> _DIRECTIONS FOR THIS TASK_
Identify all lines below that hold "という考え方です" and collect them.

(Stored entries)
[start]
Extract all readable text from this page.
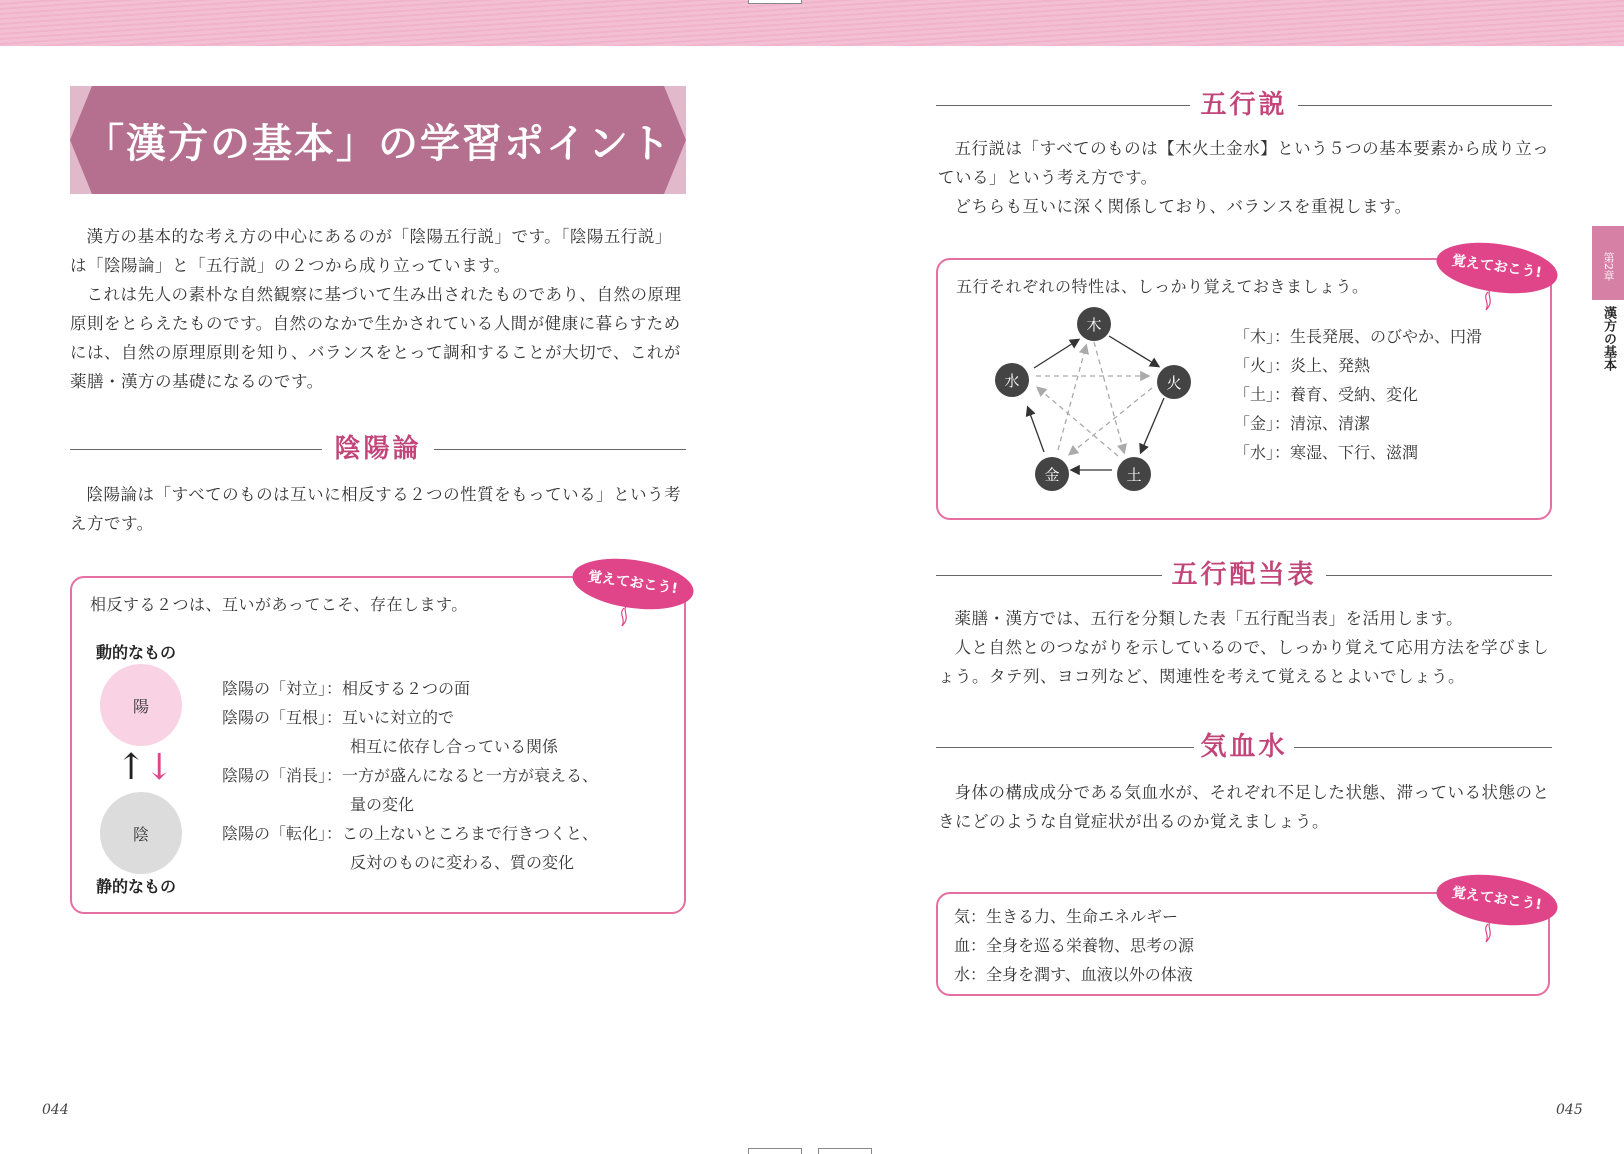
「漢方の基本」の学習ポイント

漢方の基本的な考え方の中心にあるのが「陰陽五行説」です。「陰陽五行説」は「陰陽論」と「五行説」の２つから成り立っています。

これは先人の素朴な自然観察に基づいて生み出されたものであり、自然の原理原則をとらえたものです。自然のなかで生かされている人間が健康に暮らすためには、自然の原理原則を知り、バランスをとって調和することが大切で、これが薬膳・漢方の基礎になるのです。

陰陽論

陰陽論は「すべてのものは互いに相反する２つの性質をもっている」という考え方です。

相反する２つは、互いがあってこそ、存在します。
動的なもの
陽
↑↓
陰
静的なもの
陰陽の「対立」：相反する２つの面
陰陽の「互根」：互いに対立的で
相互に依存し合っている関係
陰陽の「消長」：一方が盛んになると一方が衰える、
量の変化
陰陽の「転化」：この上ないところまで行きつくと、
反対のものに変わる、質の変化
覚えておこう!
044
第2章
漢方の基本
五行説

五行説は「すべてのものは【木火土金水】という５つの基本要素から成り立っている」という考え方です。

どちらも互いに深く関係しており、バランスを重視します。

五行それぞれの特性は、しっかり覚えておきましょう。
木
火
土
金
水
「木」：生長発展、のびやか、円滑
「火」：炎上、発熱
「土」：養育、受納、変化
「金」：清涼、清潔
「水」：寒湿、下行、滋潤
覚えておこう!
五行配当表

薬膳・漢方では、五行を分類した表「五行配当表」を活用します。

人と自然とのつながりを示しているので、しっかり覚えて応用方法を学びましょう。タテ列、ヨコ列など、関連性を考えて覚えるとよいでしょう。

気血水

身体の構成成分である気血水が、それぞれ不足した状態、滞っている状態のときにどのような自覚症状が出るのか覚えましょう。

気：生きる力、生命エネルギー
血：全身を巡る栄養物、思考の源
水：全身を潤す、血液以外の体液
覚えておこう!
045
[end]
> _WRITTEN RESPONSE_
陰陽論は「すべてのものは互いに相反する２つの性質をもっている」という考え方です。
五行説は「すべてのものは【木火土金水】という５つの基本要素から成り立っている」という考え方です。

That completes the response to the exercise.